→ TO DO: Repeat the data word for word. Do not include the pictures.

(Saved data entries)
══════

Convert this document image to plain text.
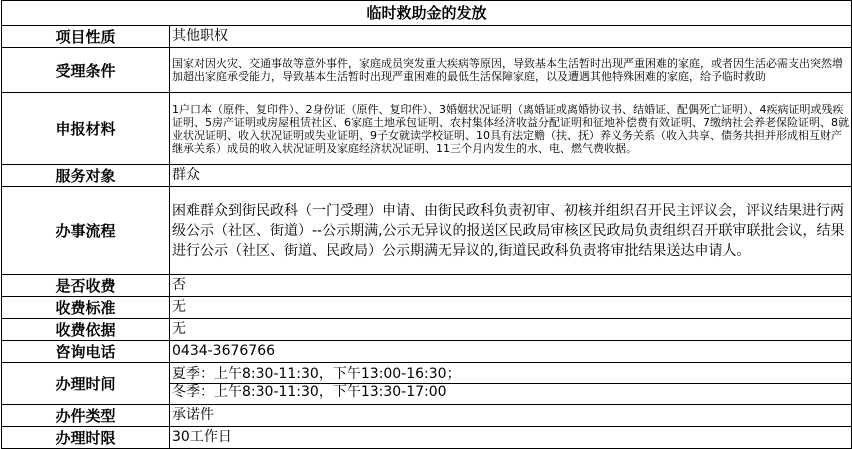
临时救助金的发放	
项目性质	其他职权
受理条件	国家对因火灾、交通事故等意外事件，家庭成员突发重大疾病等原因，导致基本生活暂时出现严重困难的家庭，或者因生活必需支出突然增加超出家庭承受能力，导致基本生活暂时出现严重困难的最低生活保障家庭，以及遭遇其他特殊困难的家庭，给予临时救助
申报材料	1户口本（原件、复印件）、2身份证（原件、复印件）、3婚姻状况证明（离婚证或离婚协议书、结婚证、配偶死亡证明）、4疾病证明或残疾证明、5房产证明或房屋租赁社区、6家庭土地承包证明、农村集体经济收益分配证明和征地补偿费有效证明、7缴纳社会养老保险证明、8就业状况证明、收入状况证明或失业证明、9子女就读学校证明、10具有法定赡（扶、抚）养义务关系（收入共享、债务共担并形成相互财产继承关系）成员的收入状况证明及家庭经济状况证明、11三个月内发生的水、电、燃气费收据。
服务对象	群众
办事流程	困难群众到街民政科（一门受理）申请、由街民政科负责初审、初核并组织召开民主评议会，评议结果进行两级公示（社区、街道）--公示期满,公示无异议的报送区民政局审核区民政局负责组织召开联审联批会议，结果进行公示（社区、街道、民政局）公示期满无异议的,街道民政科负责将审批结果送达申请人。
是否收费	否
收费标准	无
收费依据	无
咨询电话	0434-3676766
办理时间	夏季：上午8:30-11:30，下午13:00-16:30；
冬季：上午8:30-11:30，下午13:30-17:00

办件类型	承诺件
办理时限	30工作日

══════

→ COMPLETE RESPONSE:
Convert this document image to plain text.
临时救助金的发放	
项目性质	其他职权
受理条件	国家对因火灾、交通事故等意外事件，家庭成员突发重大疾病等原因，导致基本生活暂时出现严重困难的家庭，或者因生活必需支出突然增加超出家庭承受能力，导致基本生活暂时出现严重困难的最低生活保障家庭，以及遭遇其他特殊困难的家庭，给予临时救助
申报材料	1户口本（原件、复印件）、2身份证（原件、复印件）、3婚姻状况证明（离婚证或离婚协议书、结婚证、配偶死亡证明）、4疾病证明或残疾证明、5房产证明或房屋租赁社区、6家庭土地承包证明、农村集体经济收益分配证明和征地补偿费有效证明、7缴纳社会养老保险证明、8就业状况证明、收入状况证明或失业证明、9子女就读学校证明、10具有法定赡（扶、抚）养义务关系（收入共享、债务共担并形成相互财产继承关系）成员的收入状况证明及家庭经济状况证明、11三个月内发生的水、电、燃气费收据。
服务对象	群众
办事流程	困难群众到街民政科（一门受理）申请、由街民政科负责初审、初核并组织召开民主评议会，评议结果进行两级公示（社区、街道）--公示期满,公示无异议的报送区民政局审核区民政局负责组织召开联审联批会议，结果进行公示（社区、街道、民政局）公示期满无异议的,街道民政科负责将审批结果送达申请人。
是否收费	否
收费标准	无
收费依据	无
咨询电话	0434-3676766
办理时间	夏季：上午8:30-11:30，下午13:00-16:30；
冬季：上午8:30-11:30，下午13:30-17:00

办件类型	承诺件
办理时限	30工作日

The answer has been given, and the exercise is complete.